■ Given request ■
Retype the whole listing below, character for character.

Dataset records:
***
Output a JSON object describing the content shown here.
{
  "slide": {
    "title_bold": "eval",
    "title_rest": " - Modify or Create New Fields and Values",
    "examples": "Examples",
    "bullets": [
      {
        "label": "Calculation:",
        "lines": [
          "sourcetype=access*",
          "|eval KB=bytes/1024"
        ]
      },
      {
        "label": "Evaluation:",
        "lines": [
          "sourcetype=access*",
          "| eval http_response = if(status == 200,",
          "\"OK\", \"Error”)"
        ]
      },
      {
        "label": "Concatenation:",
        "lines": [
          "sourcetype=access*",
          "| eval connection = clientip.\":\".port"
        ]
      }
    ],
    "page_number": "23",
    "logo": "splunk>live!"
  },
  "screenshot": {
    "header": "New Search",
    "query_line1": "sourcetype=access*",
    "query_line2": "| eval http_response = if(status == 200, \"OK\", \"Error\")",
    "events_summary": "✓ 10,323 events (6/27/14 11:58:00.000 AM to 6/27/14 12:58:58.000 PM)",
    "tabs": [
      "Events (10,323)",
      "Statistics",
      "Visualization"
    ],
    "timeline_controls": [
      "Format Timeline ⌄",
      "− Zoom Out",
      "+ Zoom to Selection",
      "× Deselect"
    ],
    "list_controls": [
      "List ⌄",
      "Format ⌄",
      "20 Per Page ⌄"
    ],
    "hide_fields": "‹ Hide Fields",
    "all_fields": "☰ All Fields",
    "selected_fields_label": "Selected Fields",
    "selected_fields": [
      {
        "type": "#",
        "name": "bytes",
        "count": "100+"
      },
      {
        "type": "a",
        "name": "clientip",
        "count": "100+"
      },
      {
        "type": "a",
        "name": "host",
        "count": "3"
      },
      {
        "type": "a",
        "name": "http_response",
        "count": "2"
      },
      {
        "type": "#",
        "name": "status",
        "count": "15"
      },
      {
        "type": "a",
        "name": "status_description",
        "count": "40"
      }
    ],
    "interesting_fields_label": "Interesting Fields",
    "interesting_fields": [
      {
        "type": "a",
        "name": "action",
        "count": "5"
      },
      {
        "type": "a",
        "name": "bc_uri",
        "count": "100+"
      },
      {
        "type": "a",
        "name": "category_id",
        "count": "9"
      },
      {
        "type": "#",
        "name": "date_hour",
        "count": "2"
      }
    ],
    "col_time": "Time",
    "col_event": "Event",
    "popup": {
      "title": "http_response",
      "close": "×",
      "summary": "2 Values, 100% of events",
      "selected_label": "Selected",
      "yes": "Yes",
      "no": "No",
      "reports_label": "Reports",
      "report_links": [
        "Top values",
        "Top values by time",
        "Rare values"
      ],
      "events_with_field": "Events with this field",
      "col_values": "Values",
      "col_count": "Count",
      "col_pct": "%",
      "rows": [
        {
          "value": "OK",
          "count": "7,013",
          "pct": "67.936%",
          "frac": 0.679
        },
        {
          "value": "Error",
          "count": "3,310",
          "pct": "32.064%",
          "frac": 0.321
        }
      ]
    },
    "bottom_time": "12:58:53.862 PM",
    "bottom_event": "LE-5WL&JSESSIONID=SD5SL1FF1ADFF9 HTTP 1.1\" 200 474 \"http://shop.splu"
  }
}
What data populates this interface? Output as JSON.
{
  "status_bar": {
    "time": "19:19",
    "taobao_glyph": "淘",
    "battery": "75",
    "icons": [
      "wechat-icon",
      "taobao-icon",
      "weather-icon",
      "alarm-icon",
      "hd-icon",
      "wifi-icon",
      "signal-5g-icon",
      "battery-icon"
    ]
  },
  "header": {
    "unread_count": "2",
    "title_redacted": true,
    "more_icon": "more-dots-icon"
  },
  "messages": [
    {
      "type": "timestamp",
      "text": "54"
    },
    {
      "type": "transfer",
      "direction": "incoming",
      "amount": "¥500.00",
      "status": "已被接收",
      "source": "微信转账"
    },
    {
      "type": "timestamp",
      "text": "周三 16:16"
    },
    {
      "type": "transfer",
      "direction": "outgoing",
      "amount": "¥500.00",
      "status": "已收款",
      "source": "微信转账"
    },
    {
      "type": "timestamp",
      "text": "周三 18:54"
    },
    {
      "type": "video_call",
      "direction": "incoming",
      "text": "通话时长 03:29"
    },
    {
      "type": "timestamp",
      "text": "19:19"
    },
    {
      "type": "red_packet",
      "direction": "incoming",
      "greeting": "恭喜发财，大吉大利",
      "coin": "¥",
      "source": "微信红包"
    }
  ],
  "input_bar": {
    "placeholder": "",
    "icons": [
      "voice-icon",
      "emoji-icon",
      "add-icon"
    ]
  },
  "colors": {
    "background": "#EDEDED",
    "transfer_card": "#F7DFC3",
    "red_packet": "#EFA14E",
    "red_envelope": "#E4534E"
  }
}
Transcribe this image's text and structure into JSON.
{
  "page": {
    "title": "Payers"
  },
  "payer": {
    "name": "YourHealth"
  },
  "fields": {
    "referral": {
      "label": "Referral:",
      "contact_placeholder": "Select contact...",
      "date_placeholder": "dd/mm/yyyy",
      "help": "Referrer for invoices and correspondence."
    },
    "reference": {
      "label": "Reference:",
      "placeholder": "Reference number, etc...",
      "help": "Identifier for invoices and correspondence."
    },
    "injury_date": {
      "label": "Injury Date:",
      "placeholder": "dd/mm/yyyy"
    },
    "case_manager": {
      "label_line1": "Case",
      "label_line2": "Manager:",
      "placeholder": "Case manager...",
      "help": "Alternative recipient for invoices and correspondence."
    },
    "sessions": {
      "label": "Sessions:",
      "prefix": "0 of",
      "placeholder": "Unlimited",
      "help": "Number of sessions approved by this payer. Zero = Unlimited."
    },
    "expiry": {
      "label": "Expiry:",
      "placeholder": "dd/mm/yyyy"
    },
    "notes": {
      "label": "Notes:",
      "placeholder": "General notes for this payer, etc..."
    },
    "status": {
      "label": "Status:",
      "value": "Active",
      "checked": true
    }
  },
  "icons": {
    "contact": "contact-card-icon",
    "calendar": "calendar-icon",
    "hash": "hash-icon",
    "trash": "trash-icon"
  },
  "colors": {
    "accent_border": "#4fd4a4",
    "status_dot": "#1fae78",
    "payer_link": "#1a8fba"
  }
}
***
■ Complete answer ■
Output a JSON object describing the content shown here.
{
  "slide": {
    "title_bold": "eval",
    "title_rest": " - Modify or Create New Fields and Values",
    "examples": "Examples",
    "bullets": [
      {
        "label": "Calculation:",
        "lines": [
          "sourcetype=access*",
          "|eval KB=bytes/1024"
        ]
      },
      {
        "label": "Evaluation:",
        "lines": [
          "sourcetype=access*",
          "| eval http_response = if(status == 200,",
          "\"OK\", \"Error”)"
        ]
      },
      {
        "label": "Concatenation:",
        "lines": [
          "sourcetype=access*",
          "| eval connection = clientip.\":\".port"
        ]
      }
    ],
    "page_number": "23",
    "logo": "splunk>live!"
  },
  "screenshot": {
    "header": "New Search",
    "query_line1": "sourcetype=access*",
    "query_line2": "| eval http_response = if(status == 200, \"OK\", \"Error\")",
    "events_summary": "✓ 10,323 events (6/27/14 11:58:00.000 AM to 6/27/14 12:58:58.000 PM)",
    "tabs": [
      "Events (10,323)",
      "Statistics",
      "Visualization"
    ],
    "timeline_controls": [
      "Format Timeline ⌄",
      "− Zoom Out",
      "+ Zoom to Selection",
      "× Deselect"
    ],
    "list_controls": [
      "List ⌄",
      "Format ⌄",
      "20 Per Page ⌄"
    ],
    "hide_fields": "‹ Hide Fields",
    "all_fields": "☰ All Fields",
    "selected_fields_label": "Selected Fields",
    "selected_fields": [
      {
        "type": "#",
        "name": "bytes",
        "count": "100+"
      },
      {
        "type": "a",
        "name": "clientip",
        "count": "100+"
      },
      {
        "type": "a",
        "name": "host",
        "count": "3"
      },
      {
        "type": "a",
        "name": "http_response",
        "count": "2"
      },
      {
        "type": "#",
        "name": "status",
        "count": "15"
      },
      {
        "type": "a",
        "name": "status_description",
        "count": "40"
      }
    ],
    "interesting_fields_label": "Interesting Fields",
    "interesting_fields": [
      {
        "type": "a",
        "name": "action",
        "count": "5"
      },
      {
        "type": "a",
        "name": "bc_uri",
        "count": "100+"
      },
      {
        "type": "a",
        "name": "category_id",
        "count": "9"
      },
      {
        "type": "#",
        "name": "date_hour",
        "count": "2"
      }
    ],
    "col_time": "Time",
    "col_event": "Event",
    "popup": {
      "title": "http_response",
      "close": "×",
      "summary": "2 Values, 100% of events",
      "selected_label": "Selected",
      "yes": "Yes",
      "no": "No",
      "reports_label": "Reports",
      "report_links": [
        "Top values",
        "Top values by time",
        "Rare values"
      ],
      "events_with_field": "Events with this field",
      "col_values": "Values",
      "col_count": "Count",
      "col_pct": "%",
      "rows": [
        {
          "value": "OK",
          "count": "7,013",
          "pct": "67.936%",
          "frac": 0.679
        },
        {
          "value": "Error",
          "count": "3,310",
          "pct": "32.064%",
          "frac": 0.321
        }
      ]
    },
    "bottom_time": "12:58:53.862 PM",
    "bottom_event": "LE-5WL&JSESSIONID=SD5SL1FF1ADFF9 HTTP 1.1\" 200 474 \"http://shop.splu"
  }
}
What data populates this interface? Output as JSON.
{
  "status_bar": {
    "time": "19:19",
    "taobao_glyph": "淘",
    "battery": "75",
    "icons": [
      "wechat-icon",
      "taobao-icon",
      "weather-icon",
      "alarm-icon",
      "hd-icon",
      "wifi-icon",
      "signal-5g-icon",
      "battery-icon"
    ]
  },
  "header": {
    "unread_count": "2",
    "title_redacted": true,
    "more_icon": "more-dots-icon"
  },
  "messages": [
    {
      "type": "timestamp",
      "text": "54"
    },
    {
      "type": "transfer",
      "direction": "incoming",
      "amount": "¥500.00",
      "status": "已被接收",
      "source": "微信转账"
    },
    {
      "type": "timestamp",
      "text": "周三 16:16"
    },
    {
      "type": "transfer",
      "direction": "outgoing",
      "amount": "¥500.00",
      "status": "已收款",
      "source": "微信转账"
    },
    {
      "type": "timestamp",
      "text": "周三 18:54"
    },
    {
      "type": "video_call",
      "direction": "incoming",
      "text": "通话时长 03:29"
    },
    {
      "type": "timestamp",
      "text": "19:19"
    },
    {
      "type": "red_packet",
      "direction": "incoming",
      "greeting": "恭喜发财，大吉大利",
      "coin": "¥",
      "source": "微信红包"
    }
  ],
  "input_bar": {
    "placeholder": "",
    "icons": [
      "voice-icon",
      "emoji-icon",
      "add-icon"
    ]
  },
  "colors": {
    "background": "#EDEDED",
    "transfer_card": "#F7DFC3",
    "red_packet": "#EFA14E",
    "red_envelope": "#E4534E"
  }
}
Transcribe this image's text and structure into JSON.
{
  "page": {
    "title": "Payers"
  },
  "payer": {
    "name": "YourHealth"
  },
  "fields": {
    "referral": {
      "label": "Referral:",
      "contact_placeholder": "Select contact...",
      "date_placeholder": "dd/mm/yyyy",
      "help": "Referrer for invoices and correspondence."
    },
    "reference": {
      "label": "Reference:",
      "placeholder": "Reference number, etc...",
      "help": "Identifier for invoices and correspondence."
    },
    "injury_date": {
      "label": "Injury Date:",
      "placeholder": "dd/mm/yyyy"
    },
    "case_manager": {
      "label_line1": "Case",
      "label_line2": "Manager:",
      "placeholder": "Case manager...",
      "help": "Alternative recipient for invoices and correspondence."
    },
    "sessions": {
      "label": "Sessions:",
      "prefix": "0 of",
      "placeholder": "Unlimited",
      "help": "Number of sessions approved by this payer. Zero = Unlimited."
    },
    "expiry": {
      "label": "Expiry:",
      "placeholder": "dd/mm/yyyy"
    },
    "notes": {
      "label": "Notes:",
      "placeholder": "General notes for this payer, etc..."
    },
    "status": {
      "label": "Status:",
      "value": "Active",
      "checked": true
    }
  },
  "icons": {
    "contact": "contact-card-icon",
    "calendar": "calendar-icon",
    "hash": "hash-icon",
    "trash": "trash-icon"
  },
  "colors": {
    "accent_border": "#4fd4a4",
    "status_dot": "#1fae78",
    "payer_link": "#1a8fba"
  }
}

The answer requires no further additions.